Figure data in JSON
= = =
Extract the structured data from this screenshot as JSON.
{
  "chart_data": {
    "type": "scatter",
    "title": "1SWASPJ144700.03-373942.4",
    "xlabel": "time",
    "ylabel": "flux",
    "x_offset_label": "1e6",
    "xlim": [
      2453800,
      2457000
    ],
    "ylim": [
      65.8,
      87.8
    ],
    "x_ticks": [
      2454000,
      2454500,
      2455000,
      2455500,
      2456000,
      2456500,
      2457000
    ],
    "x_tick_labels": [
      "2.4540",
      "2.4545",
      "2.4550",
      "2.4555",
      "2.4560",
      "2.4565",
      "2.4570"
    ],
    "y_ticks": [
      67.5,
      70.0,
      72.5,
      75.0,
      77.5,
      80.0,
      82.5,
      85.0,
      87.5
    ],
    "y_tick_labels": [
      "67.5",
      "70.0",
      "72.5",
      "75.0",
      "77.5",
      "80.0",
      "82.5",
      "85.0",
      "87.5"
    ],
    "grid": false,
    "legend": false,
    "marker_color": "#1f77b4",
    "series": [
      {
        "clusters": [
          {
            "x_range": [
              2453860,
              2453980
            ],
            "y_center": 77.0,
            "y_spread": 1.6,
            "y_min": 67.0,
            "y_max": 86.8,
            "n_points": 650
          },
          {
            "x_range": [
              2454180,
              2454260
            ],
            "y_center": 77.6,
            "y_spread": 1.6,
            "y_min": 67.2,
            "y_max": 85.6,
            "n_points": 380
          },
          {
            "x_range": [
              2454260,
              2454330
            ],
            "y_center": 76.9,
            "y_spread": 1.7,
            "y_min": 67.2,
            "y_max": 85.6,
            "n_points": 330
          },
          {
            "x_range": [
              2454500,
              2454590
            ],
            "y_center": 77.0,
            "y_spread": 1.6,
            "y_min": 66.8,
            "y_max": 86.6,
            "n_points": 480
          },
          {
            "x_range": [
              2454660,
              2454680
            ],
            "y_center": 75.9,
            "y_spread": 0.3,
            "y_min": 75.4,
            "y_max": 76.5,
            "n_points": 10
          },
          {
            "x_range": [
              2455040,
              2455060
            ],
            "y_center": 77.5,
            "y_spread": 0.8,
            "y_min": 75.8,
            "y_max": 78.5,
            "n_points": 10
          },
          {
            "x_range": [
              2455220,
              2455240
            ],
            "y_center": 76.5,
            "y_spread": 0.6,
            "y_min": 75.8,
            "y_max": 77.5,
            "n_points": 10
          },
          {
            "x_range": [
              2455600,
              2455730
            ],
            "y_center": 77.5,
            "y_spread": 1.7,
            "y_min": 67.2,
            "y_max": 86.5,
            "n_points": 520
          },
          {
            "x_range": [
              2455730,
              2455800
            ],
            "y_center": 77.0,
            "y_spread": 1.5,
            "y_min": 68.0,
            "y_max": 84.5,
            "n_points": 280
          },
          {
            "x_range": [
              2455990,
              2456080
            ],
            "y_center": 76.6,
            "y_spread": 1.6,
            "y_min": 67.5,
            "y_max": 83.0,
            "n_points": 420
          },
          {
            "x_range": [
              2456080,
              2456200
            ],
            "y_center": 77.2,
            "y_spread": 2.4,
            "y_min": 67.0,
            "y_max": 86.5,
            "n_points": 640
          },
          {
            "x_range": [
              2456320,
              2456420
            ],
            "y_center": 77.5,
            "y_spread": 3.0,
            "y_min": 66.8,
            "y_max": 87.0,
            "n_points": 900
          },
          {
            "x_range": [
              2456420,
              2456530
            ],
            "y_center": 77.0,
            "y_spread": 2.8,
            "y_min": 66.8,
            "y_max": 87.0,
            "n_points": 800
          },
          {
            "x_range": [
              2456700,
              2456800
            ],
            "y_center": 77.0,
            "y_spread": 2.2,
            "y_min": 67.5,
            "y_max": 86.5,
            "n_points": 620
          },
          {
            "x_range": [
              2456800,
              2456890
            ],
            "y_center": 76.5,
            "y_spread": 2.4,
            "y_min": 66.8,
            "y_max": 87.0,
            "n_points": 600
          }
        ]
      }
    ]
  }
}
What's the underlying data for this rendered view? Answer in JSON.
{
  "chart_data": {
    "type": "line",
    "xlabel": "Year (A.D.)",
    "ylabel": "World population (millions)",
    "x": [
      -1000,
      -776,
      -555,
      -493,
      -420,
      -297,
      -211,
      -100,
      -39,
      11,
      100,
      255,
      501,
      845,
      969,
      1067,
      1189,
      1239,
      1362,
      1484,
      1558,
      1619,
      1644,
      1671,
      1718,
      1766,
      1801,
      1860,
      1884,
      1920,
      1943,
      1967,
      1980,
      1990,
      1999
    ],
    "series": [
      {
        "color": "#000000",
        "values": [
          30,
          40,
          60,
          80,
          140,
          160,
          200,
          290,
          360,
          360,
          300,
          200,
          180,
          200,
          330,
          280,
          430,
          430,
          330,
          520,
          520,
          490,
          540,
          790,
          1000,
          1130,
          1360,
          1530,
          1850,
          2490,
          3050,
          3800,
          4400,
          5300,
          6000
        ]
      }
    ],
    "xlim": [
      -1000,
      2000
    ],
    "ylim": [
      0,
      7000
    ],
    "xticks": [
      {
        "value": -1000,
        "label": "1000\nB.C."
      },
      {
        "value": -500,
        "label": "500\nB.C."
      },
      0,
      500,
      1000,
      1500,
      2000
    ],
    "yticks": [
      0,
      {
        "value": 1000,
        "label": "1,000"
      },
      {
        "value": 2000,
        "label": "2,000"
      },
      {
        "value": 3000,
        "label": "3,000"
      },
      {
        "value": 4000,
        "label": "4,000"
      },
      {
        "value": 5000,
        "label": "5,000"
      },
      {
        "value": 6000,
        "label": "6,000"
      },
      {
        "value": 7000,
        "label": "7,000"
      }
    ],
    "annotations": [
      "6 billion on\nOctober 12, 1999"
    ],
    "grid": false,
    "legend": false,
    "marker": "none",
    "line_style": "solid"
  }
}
= = =
- _Directive_
Repeat the whole listing exactly, keeping every line intact.

- _Task output_
Extract the structured data from this screenshot as JSON.
{
  "chart_data": {
    "type": "scatter",
    "title": "1SWASPJ144700.03-373942.4",
    "xlabel": "time",
    "ylabel": "flux",
    "x_offset_label": "1e6",
    "xlim": [
      2453800,
      2457000
    ],
    "ylim": [
      65.8,
      87.8
    ],
    "x_ticks": [
      2454000,
      2454500,
      2455000,
      2455500,
      2456000,
      2456500,
      2457000
    ],
    "x_tick_labels": [
      "2.4540",
      "2.4545",
      "2.4550",
      "2.4555",
      "2.4560",
      "2.4565",
      "2.4570"
    ],
    "y_ticks": [
      67.5,
      70.0,
      72.5,
      75.0,
      77.5,
      80.0,
      82.5,
      85.0,
      87.5
    ],
    "y_tick_labels": [
      "67.5",
      "70.0",
      "72.5",
      "75.0",
      "77.5",
      "80.0",
      "82.5",
      "85.0",
      "87.5"
    ],
    "grid": false,
    "legend": false,
    "marker_color": "#1f77b4",
    "series": [
      {
        "clusters": [
          {
            "x_range": [
              2453860,
              2453980
            ],
            "y_center": 77.0,
            "y_spread": 1.6,
            "y_min": 67.0,
            "y_max": 86.8,
            "n_points": 650
          },
          {
            "x_range": [
              2454180,
              2454260
            ],
            "y_center": 77.6,
            "y_spread": 1.6,
            "y_min": 67.2,
            "y_max": 85.6,
            "n_points": 380
          },
          {
            "x_range": [
              2454260,
              2454330
            ],
            "y_center": 76.9,
            "y_spread": 1.7,
            "y_min": 67.2,
            "y_max": 85.6,
            "n_points": 330
          },
          {
            "x_range": [
              2454500,
              2454590
            ],
            "y_center": 77.0,
            "y_spread": 1.6,
            "y_min": 66.8,
            "y_max": 86.6,
            "n_points": 480
          },
          {
            "x_range": [
              2454660,
              2454680
            ],
            "y_center": 75.9,
            "y_spread": 0.3,
            "y_min": 75.4,
            "y_max": 76.5,
            "n_points": 10
          },
          {
            "x_range": [
              2455040,
              2455060
            ],
            "y_center": 77.5,
            "y_spread": 0.8,
            "y_min": 75.8,
            "y_max": 78.5,
            "n_points": 10
          },
          {
            "x_range": [
              2455220,
              2455240
            ],
            "y_center": 76.5,
            "y_spread": 0.6,
            "y_min": 75.8,
            "y_max": 77.5,
            "n_points": 10
          },
          {
            "x_range": [
              2455600,
              2455730
            ],
            "y_center": 77.5,
            "y_spread": 1.7,
            "y_min": 67.2,
            "y_max": 86.5,
            "n_points": 520
          },
          {
            "x_range": [
              2455730,
              2455800
            ],
            "y_center": 77.0,
            "y_spread": 1.5,
            "y_min": 68.0,
            "y_max": 84.5,
            "n_points": 280
          },
          {
            "x_range": [
              2455990,
              2456080
            ],
            "y_center": 76.6,
            "y_spread": 1.6,
            "y_min": 67.5,
            "y_max": 83.0,
            "n_points": 420
          },
          {
            "x_range": [
              2456080,
              2456200
            ],
            "y_center": 77.2,
            "y_spread": 2.4,
            "y_min": 67.0,
            "y_max": 86.5,
            "n_points": 640
          },
          {
            "x_range": [
              2456320,
              2456420
            ],
            "y_center": 77.5,
            "y_spread": 3.0,
            "y_min": 66.8,
            "y_max": 87.0,
            "n_points": 900
          },
          {
            "x_range": [
              2456420,
              2456530
            ],
            "y_center": 77.0,
            "y_spread": 2.8,
            "y_min": 66.8,
            "y_max": 87.0,
            "n_points": 800
          },
          {
            "x_range": [
              2456700,
              2456800
            ],
            "y_center": 77.0,
            "y_spread": 2.2,
            "y_min": 67.5,
            "y_max": 86.5,
            "n_points": 620
          },
          {
            "x_range": [
              2456800,
              2456890
            ],
            "y_center": 76.5,
            "y_spread": 2.4,
            "y_min": 66.8,
            "y_max": 87.0,
            "n_points": 600
          }
        ]
      }
    ]
  }
}
What's the underlying data for this rendered view? Answer in JSON.
{
  "chart_data": {
    "type": "line",
    "xlabel": "Year (A.D.)",
    "ylabel": "World population (millions)",
    "x": [
      -1000,
      -776,
      -555,
      -493,
      -420,
      -297,
      -211,
      -100,
      -39,
      11,
      100,
      255,
      501,
      845,
      969,
      1067,
      1189,
      1239,
      1362,
      1484,
      1558,
      1619,
      1644,
      1671,
      1718,
      1766,
      1801,
      1860,
      1884,
      1920,
      1943,
      1967,
      1980,
      1990,
      1999
    ],
    "series": [
      {
        "color": "#000000",
        "values": [
          30,
          40,
          60,
          80,
          140,
          160,
          200,
          290,
          360,
          360,
          300,
          200,
          180,
          200,
          330,
          280,
          430,
          430,
          330,
          520,
          520,
          490,
          540,
          790,
          1000,
          1130,
          1360,
          1530,
          1850,
          2490,
          3050,
          3800,
          4400,
          5300,
          6000
        ]
      }
    ],
    "xlim": [
      -1000,
      2000
    ],
    "ylim": [
      0,
      7000
    ],
    "xticks": [
      {
        "value": -1000,
        "label": "1000\nB.C."
      },
      {
        "value": -500,
        "label": "500\nB.C."
      },
      0,
      500,
      1000,
      1500,
      2000
    ],
    "yticks": [
      0,
      {
        "value": 1000,
        "label": "1,000"
      },
      {
        "value": 2000,
        "label": "2,000"
      },
      {
        "value": 3000,
        "label": "3,000"
      },
      {
        "value": 4000,
        "label": "4,000"
      },
      {
        "value": 5000,
        "label": "5,000"
      },
      {
        "value": 6000,
        "label": "6,000"
      },
      {
        "value": 7000,
        "label": "7,000"
      }
    ],
    "annotations": [
      "6 billion on\nOctober 12, 1999"
    ],
    "grid": false,
    "legend": false,
    "marker": "none",
    "line_style": "solid"
  }
}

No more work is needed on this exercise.